**Given task**: Extract the data exactly, missing nothing.

**Extracted data**:
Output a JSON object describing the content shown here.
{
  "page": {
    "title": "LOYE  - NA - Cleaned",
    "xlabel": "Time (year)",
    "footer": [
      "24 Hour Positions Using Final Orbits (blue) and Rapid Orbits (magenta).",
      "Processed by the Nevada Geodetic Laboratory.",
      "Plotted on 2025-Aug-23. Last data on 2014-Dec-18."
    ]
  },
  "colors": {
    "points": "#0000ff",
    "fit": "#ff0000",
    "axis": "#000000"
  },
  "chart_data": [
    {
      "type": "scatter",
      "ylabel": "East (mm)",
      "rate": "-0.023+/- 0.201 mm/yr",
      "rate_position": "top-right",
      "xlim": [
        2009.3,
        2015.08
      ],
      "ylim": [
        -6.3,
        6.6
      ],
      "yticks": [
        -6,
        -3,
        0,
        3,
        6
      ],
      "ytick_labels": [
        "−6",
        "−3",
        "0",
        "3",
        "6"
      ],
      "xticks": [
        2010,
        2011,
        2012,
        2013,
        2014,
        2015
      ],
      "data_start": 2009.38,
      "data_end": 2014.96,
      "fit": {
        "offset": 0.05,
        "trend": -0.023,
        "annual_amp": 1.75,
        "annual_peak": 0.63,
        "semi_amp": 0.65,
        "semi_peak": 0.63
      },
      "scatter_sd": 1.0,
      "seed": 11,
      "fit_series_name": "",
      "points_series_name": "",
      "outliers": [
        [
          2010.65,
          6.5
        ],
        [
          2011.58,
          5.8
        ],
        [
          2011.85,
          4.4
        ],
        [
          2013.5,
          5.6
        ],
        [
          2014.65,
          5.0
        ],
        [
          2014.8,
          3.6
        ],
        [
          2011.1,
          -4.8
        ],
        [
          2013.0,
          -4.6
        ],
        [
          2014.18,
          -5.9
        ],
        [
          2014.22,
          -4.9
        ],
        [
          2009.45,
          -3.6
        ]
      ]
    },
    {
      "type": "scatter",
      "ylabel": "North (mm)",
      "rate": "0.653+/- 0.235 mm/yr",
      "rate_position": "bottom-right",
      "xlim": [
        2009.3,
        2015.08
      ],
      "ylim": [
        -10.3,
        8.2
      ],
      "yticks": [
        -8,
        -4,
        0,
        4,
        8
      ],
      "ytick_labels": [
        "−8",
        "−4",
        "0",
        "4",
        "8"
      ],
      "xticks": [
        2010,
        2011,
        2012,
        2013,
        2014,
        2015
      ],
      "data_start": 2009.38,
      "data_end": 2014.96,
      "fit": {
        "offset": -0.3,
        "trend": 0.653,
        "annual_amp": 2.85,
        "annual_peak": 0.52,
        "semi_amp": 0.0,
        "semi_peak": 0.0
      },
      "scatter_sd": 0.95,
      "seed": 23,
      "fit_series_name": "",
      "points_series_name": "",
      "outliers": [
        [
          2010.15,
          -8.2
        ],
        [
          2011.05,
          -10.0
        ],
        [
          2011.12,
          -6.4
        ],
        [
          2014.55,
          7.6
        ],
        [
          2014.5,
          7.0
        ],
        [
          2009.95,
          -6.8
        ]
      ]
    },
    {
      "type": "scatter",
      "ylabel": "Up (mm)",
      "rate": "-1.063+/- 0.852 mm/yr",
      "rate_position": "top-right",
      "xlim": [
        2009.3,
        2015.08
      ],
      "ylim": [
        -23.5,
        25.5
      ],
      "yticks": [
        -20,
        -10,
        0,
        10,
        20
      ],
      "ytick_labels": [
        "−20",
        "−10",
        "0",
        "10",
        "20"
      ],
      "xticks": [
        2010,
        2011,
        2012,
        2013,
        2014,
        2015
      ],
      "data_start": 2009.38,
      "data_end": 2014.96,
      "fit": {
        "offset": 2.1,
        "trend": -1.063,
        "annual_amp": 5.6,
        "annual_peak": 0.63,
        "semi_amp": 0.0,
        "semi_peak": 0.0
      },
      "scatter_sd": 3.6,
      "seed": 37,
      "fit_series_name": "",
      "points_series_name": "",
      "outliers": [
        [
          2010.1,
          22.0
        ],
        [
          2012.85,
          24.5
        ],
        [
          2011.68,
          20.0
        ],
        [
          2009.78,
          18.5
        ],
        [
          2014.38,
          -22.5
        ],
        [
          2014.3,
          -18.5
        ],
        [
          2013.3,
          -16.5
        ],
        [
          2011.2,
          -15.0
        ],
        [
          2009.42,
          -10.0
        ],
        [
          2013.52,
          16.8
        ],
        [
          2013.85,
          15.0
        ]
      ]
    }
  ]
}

**Completed task**:
Output a JSON object describing the content shown here.
{
  "page": {
    "title": "LOYE  - NA - Cleaned",
    "xlabel": "Time (year)",
    "footer": [
      "24 Hour Positions Using Final Orbits (blue) and Rapid Orbits (magenta).",
      "Processed by the Nevada Geodetic Laboratory.",
      "Plotted on 2025-Aug-23. Last data on 2014-Dec-18."
    ]
  },
  "colors": {
    "points": "#0000ff",
    "fit": "#ff0000",
    "axis": "#000000"
  },
  "chart_data": [
    {
      "type": "scatter",
      "ylabel": "East (mm)",
      "rate": "-0.023+/- 0.201 mm/yr",
      "rate_position": "top-right",
      "xlim": [
        2009.3,
        2015.08
      ],
      "ylim": [
        -6.3,
        6.6
      ],
      "yticks": [
        -6,
        -3,
        0,
        3,
        6
      ],
      "ytick_labels": [
        "−6",
        "−3",
        "0",
        "3",
        "6"
      ],
      "xticks": [
        2010,
        2011,
        2012,
        2013,
        2014,
        2015
      ],
      "data_start": 2009.38,
      "data_end": 2014.96,
      "fit": {
        "offset": 0.05,
        "trend": -0.023,
        "annual_amp": 1.75,
        "annual_peak": 0.63,
        "semi_amp": 0.65,
        "semi_peak": 0.63
      },
      "scatter_sd": 1.0,
      "seed": 11,
      "fit_series_name": "",
      "points_series_name": "",
      "outliers": [
        [
          2010.65,
          6.5
        ],
        [
          2011.58,
          5.8
        ],
        [
          2011.85,
          4.4
        ],
        [
          2013.5,
          5.6
        ],
        [
          2014.65,
          5.0
        ],
        [
          2014.8,
          3.6
        ],
        [
          2011.1,
          -4.8
        ],
        [
          2013.0,
          -4.6
        ],
        [
          2014.18,
          -5.9
        ],
        [
          2014.22,
          -4.9
        ],
        [
          2009.45,
          -3.6
        ]
      ]
    },
    {
      "type": "scatter",
      "ylabel": "North (mm)",
      "rate": "0.653+/- 0.235 mm/yr",
      "rate_position": "bottom-right",
      "xlim": [
        2009.3,
        2015.08
      ],
      "ylim": [
        -10.3,
        8.2
      ],
      "yticks": [
        -8,
        -4,
        0,
        4,
        8
      ],
      "ytick_labels": [
        "−8",
        "−4",
        "0",
        "4",
        "8"
      ],
      "xticks": [
        2010,
        2011,
        2012,
        2013,
        2014,
        2015
      ],
      "data_start": 2009.38,
      "data_end": 2014.96,
      "fit": {
        "offset": -0.3,
        "trend": 0.653,
        "annual_amp": 2.85,
        "annual_peak": 0.52,
        "semi_amp": 0.0,
        "semi_peak": 0.0
      },
      "scatter_sd": 0.95,
      "seed": 23,
      "fit_series_name": "",
      "points_series_name": "",
      "outliers": [
        [
          2010.15,
          -8.2
        ],
        [
          2011.05,
          -10.0
        ],
        [
          2011.12,
          -6.4
        ],
        [
          2014.55,
          7.6
        ],
        [
          2014.5,
          7.0
        ],
        [
          2009.95,
          -6.8
        ]
      ]
    },
    {
      "type": "scatter",
      "ylabel": "Up (mm)",
      "rate": "-1.063+/- 0.852 mm/yr",
      "rate_position": "top-right",
      "xlim": [
        2009.3,
        2015.08
      ],
      "ylim": [
        -23.5,
        25.5
      ],
      "yticks": [
        -20,
        -10,
        0,
        10,
        20
      ],
      "ytick_labels": [
        "−20",
        "−10",
        "0",
        "10",
        "20"
      ],
      "xticks": [
        2010,
        2011,
        2012,
        2013,
        2014,
        2015
      ],
      "data_start": 2009.38,
      "data_end": 2014.96,
      "fit": {
        "offset": 2.1,
        "trend": -1.063,
        "annual_amp": 5.6,
        "annual_peak": 0.63,
        "semi_amp": 0.0,
        "semi_peak": 0.0
      },
      "scatter_sd": 3.6,
      "seed": 37,
      "fit_series_name": "",
      "points_series_name": "",
      "outliers": [
        [
          2010.1,
          22.0
        ],
        [
          2012.85,
          24.5
        ],
        [
          2011.68,
          20.0
        ],
        [
          2009.78,
          18.5
        ],
        [
          2014.38,
          -22.5
        ],
        [
          2014.3,
          -18.5
        ],
        [
          2013.3,
          -16.5
        ],
        [
          2011.2,
          -15.0
        ],
        [
          2009.42,
          -10.0
        ],
        [
          2013.52,
          16.8
        ],
        [
          2013.85,
          15.0
        ]
      ]
    }
  ]
}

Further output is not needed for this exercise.